>> START
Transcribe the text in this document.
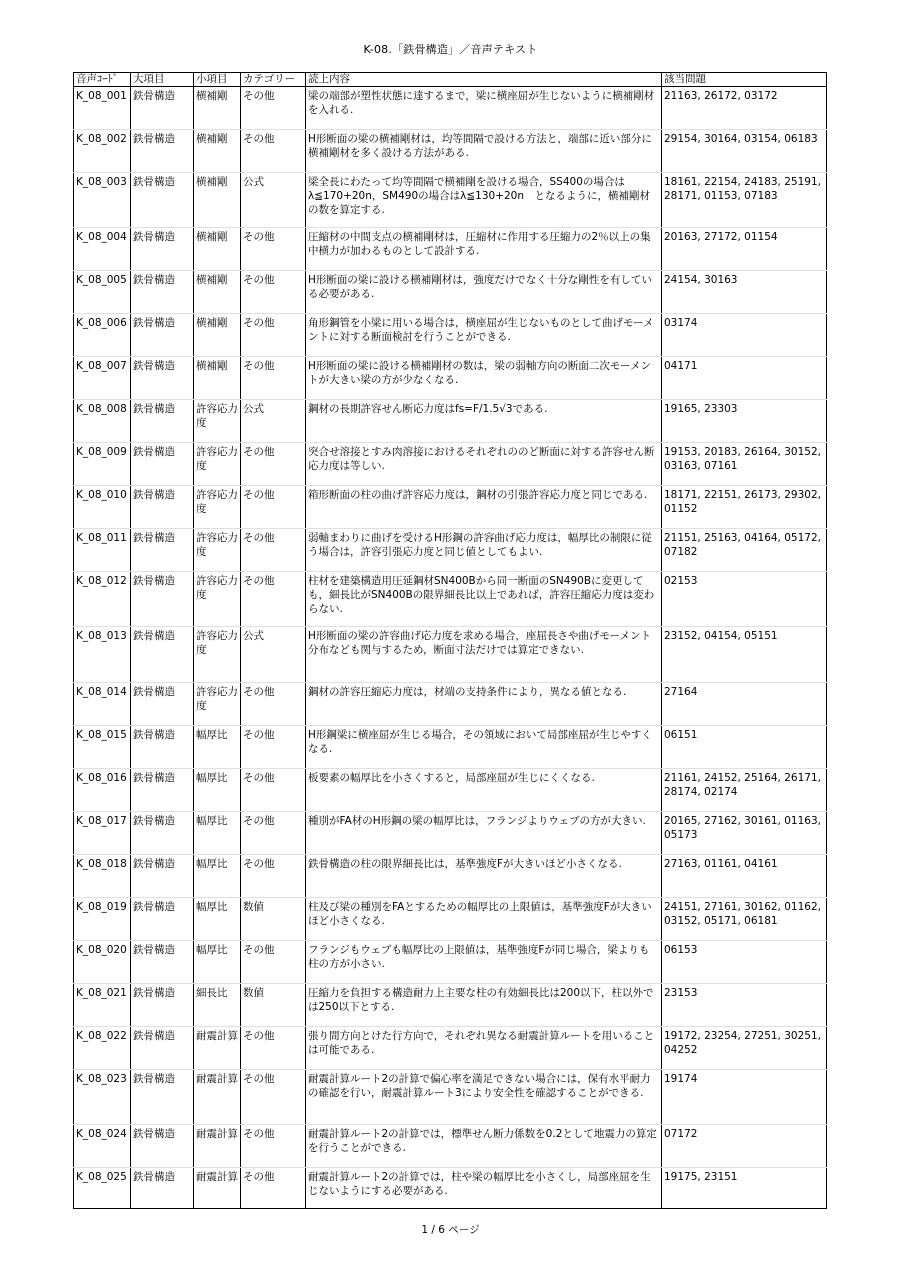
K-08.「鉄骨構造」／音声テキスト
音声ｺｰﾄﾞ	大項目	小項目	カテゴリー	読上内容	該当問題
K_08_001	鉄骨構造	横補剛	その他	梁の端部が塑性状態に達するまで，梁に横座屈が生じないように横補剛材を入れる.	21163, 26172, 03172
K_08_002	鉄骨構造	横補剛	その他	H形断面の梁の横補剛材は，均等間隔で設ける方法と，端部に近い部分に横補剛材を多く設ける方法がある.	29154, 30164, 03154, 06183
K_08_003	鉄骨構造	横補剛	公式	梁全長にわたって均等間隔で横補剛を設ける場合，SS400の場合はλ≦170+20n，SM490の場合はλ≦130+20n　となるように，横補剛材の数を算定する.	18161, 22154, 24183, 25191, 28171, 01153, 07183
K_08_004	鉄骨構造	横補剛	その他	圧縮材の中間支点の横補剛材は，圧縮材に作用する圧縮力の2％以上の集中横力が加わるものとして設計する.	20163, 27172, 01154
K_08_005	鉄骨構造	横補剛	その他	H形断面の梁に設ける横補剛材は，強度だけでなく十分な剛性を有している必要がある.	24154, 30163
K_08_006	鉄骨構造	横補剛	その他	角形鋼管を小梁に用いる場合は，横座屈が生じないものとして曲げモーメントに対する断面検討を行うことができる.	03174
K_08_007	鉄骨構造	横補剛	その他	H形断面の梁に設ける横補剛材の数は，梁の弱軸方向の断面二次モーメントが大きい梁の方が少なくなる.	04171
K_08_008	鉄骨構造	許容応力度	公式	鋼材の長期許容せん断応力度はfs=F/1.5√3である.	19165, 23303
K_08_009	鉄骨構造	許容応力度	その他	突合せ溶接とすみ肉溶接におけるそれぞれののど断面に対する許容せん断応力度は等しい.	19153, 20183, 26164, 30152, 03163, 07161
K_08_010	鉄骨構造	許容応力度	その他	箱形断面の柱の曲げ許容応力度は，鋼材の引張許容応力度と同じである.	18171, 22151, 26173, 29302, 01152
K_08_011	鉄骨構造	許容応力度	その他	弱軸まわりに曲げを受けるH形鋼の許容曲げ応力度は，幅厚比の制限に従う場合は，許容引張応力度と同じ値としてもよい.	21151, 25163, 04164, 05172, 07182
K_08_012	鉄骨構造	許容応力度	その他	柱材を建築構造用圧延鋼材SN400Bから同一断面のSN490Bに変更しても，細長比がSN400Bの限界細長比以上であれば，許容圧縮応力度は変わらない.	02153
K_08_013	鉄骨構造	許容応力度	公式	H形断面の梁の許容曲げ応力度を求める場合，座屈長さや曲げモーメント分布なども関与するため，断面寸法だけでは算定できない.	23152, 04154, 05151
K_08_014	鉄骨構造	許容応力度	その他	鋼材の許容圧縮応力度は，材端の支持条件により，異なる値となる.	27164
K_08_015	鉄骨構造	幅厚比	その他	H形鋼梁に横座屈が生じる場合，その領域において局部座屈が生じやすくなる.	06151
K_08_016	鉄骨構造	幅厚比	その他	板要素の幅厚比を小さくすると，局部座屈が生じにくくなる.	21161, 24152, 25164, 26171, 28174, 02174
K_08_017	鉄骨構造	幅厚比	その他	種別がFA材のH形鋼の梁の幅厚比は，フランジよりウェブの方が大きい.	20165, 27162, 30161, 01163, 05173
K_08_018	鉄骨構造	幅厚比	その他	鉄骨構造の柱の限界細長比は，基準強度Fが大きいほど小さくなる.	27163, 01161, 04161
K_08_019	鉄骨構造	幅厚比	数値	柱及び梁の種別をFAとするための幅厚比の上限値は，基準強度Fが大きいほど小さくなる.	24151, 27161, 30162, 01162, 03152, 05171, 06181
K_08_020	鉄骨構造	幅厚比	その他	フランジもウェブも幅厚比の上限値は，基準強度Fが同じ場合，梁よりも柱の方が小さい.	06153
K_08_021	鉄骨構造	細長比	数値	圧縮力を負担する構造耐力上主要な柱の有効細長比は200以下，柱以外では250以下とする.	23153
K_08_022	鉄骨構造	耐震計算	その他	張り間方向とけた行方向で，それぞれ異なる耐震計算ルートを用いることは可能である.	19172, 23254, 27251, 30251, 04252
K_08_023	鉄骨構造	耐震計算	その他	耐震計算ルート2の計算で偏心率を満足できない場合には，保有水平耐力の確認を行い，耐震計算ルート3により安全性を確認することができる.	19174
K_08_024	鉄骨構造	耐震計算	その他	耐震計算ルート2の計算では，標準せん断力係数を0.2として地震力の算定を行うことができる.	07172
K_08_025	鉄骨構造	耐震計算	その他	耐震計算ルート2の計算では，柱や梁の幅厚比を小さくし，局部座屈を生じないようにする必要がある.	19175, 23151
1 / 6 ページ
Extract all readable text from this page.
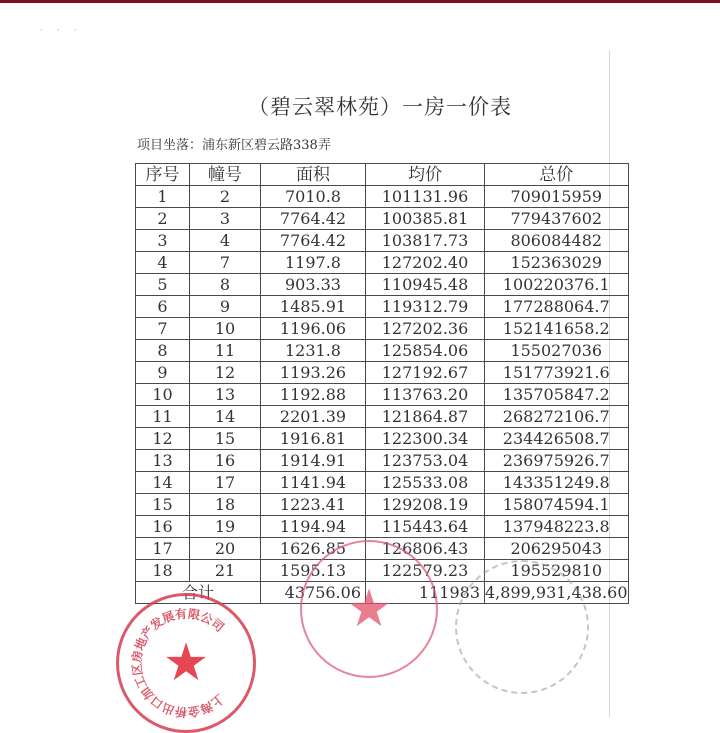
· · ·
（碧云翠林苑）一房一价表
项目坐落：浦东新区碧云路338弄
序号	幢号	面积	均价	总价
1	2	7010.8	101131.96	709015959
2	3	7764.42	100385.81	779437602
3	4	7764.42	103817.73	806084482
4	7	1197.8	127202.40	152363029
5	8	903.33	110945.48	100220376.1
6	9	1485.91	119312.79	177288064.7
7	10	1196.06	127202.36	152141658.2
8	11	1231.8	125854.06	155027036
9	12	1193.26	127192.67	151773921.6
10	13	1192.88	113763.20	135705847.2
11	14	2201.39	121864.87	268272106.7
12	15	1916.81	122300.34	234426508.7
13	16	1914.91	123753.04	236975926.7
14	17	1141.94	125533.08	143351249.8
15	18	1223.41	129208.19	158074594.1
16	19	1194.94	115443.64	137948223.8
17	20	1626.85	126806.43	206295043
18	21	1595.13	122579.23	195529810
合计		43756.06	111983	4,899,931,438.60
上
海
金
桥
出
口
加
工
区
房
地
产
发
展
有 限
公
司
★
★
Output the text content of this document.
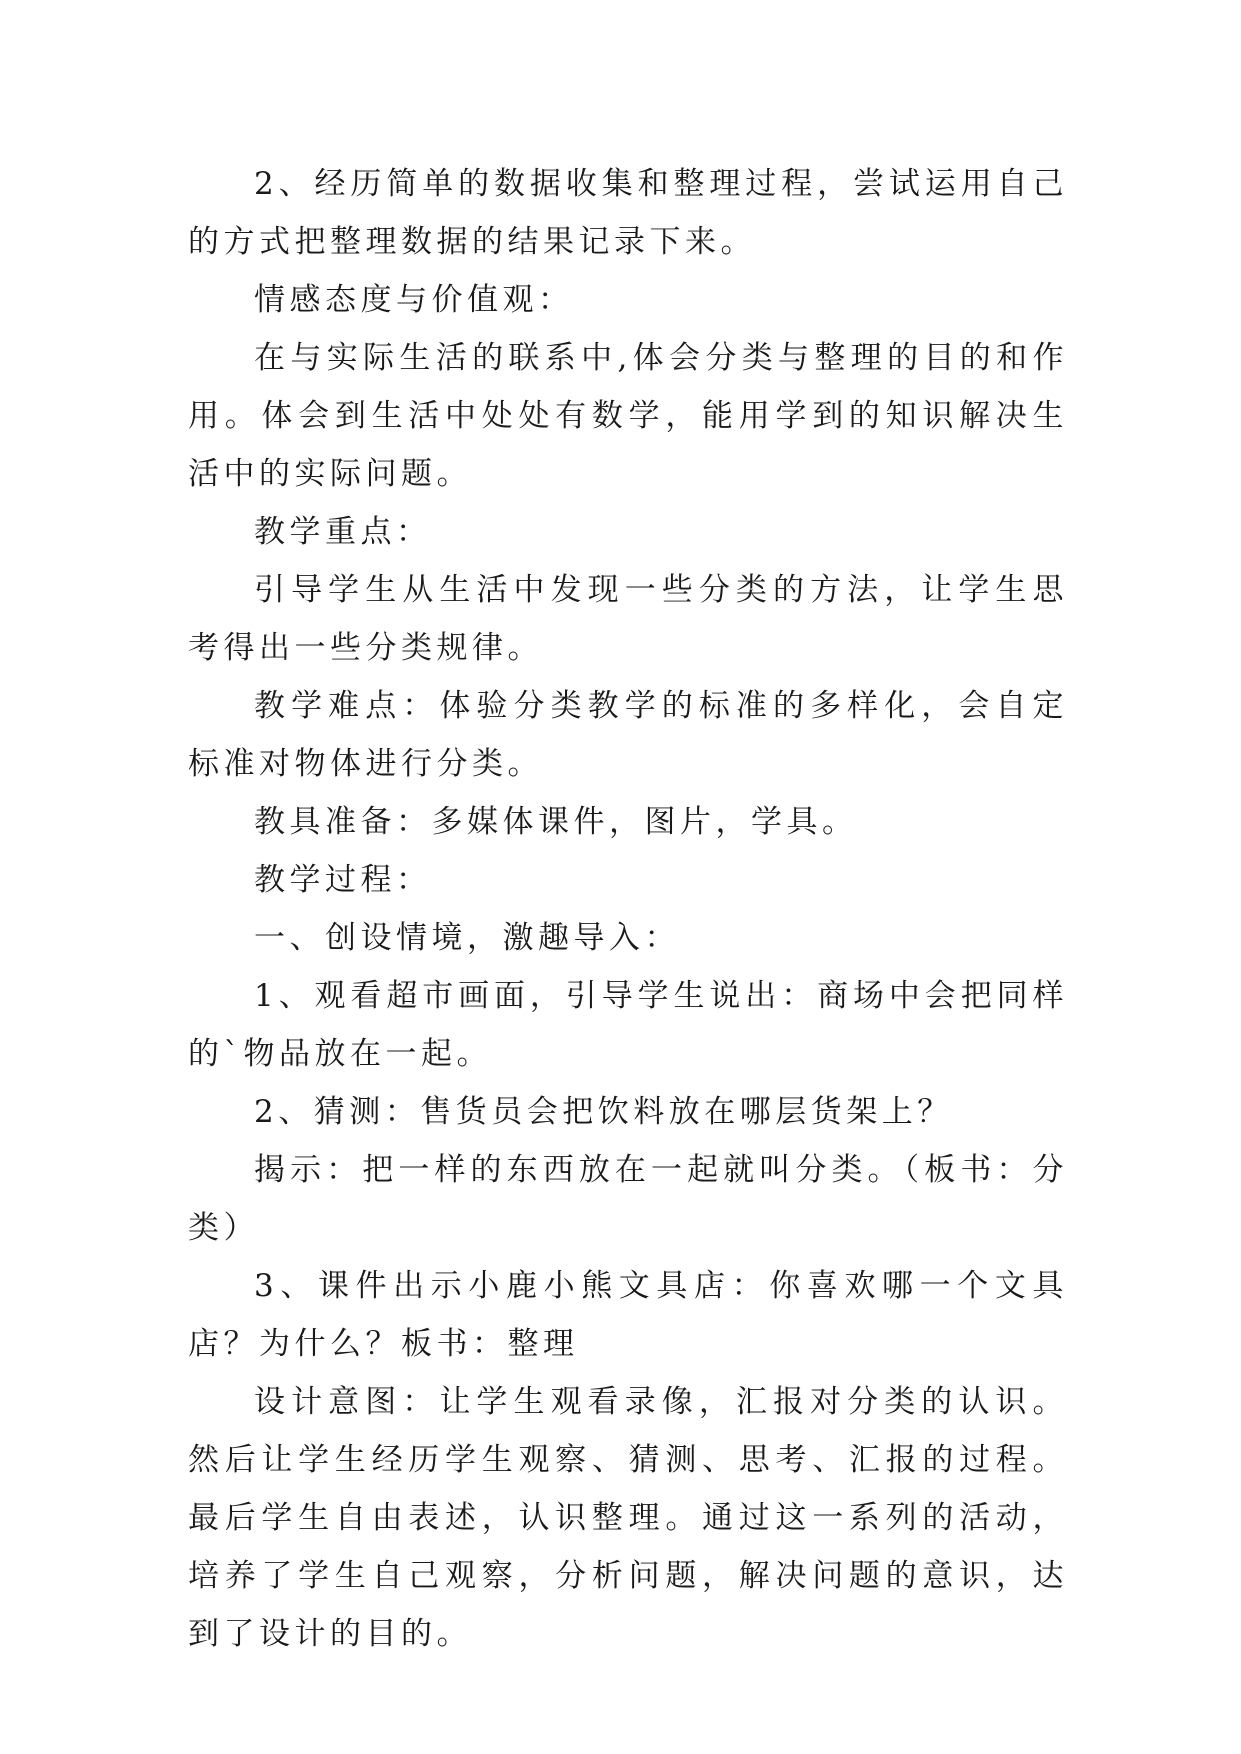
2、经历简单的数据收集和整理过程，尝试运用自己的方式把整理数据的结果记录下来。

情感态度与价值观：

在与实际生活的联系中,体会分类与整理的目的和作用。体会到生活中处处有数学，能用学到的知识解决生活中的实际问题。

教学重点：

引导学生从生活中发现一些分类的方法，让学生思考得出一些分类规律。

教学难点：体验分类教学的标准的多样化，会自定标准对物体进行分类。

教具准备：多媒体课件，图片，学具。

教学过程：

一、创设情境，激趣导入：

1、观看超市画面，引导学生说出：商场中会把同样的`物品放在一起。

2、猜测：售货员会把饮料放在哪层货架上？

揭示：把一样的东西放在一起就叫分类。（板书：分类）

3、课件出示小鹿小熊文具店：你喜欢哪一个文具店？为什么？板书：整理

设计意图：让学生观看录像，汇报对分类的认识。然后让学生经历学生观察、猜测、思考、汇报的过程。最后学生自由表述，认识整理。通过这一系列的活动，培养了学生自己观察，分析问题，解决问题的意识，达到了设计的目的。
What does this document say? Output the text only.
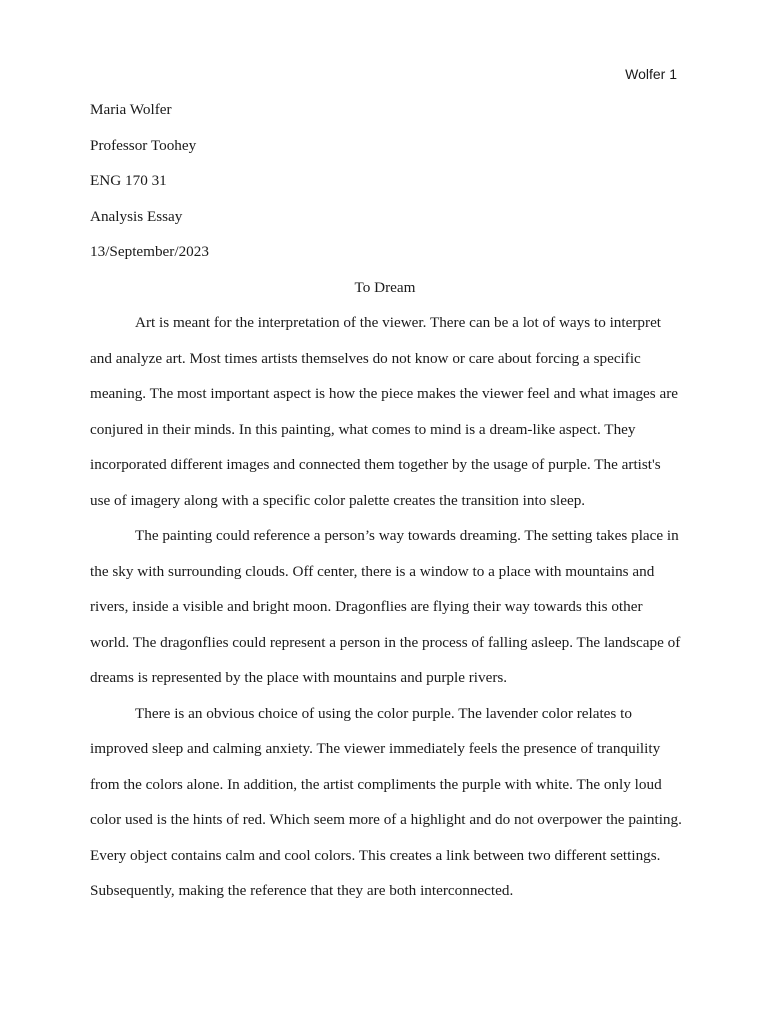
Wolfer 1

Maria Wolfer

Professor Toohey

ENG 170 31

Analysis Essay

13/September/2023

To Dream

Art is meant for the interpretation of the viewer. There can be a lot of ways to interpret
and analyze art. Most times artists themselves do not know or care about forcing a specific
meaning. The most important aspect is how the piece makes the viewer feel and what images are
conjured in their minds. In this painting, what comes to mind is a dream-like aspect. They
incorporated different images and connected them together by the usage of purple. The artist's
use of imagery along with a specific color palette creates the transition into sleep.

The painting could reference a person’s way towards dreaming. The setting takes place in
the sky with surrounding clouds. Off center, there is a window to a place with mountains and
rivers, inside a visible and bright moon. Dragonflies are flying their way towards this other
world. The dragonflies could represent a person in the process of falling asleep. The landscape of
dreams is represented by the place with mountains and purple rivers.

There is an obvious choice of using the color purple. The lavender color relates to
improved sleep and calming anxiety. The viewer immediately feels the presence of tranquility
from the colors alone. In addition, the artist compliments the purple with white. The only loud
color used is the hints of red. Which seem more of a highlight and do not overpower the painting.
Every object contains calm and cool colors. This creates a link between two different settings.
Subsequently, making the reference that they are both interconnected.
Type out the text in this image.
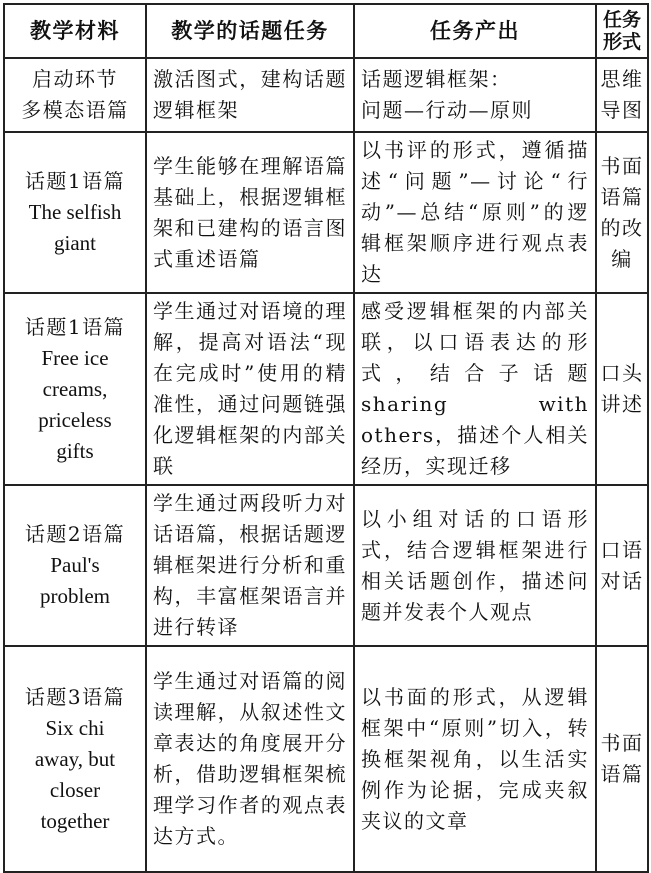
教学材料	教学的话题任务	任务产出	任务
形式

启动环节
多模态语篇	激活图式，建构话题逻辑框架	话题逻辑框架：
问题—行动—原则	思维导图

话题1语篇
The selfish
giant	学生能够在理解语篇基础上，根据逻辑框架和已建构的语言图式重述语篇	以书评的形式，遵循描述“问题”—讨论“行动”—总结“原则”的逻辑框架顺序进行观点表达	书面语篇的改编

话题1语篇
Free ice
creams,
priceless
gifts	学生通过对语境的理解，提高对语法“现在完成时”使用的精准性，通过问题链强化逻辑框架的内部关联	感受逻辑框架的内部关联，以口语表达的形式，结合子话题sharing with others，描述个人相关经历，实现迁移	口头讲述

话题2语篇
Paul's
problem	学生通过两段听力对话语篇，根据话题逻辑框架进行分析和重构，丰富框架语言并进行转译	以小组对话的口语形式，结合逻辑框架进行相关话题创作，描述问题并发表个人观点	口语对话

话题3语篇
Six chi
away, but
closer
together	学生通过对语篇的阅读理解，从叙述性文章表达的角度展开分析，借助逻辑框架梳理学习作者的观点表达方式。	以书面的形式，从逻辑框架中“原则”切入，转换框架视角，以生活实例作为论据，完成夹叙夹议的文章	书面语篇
>> END
§ Stated goal
Across the records, count the lines holding the string "their". Give the number and stop.

§ Output for this task
2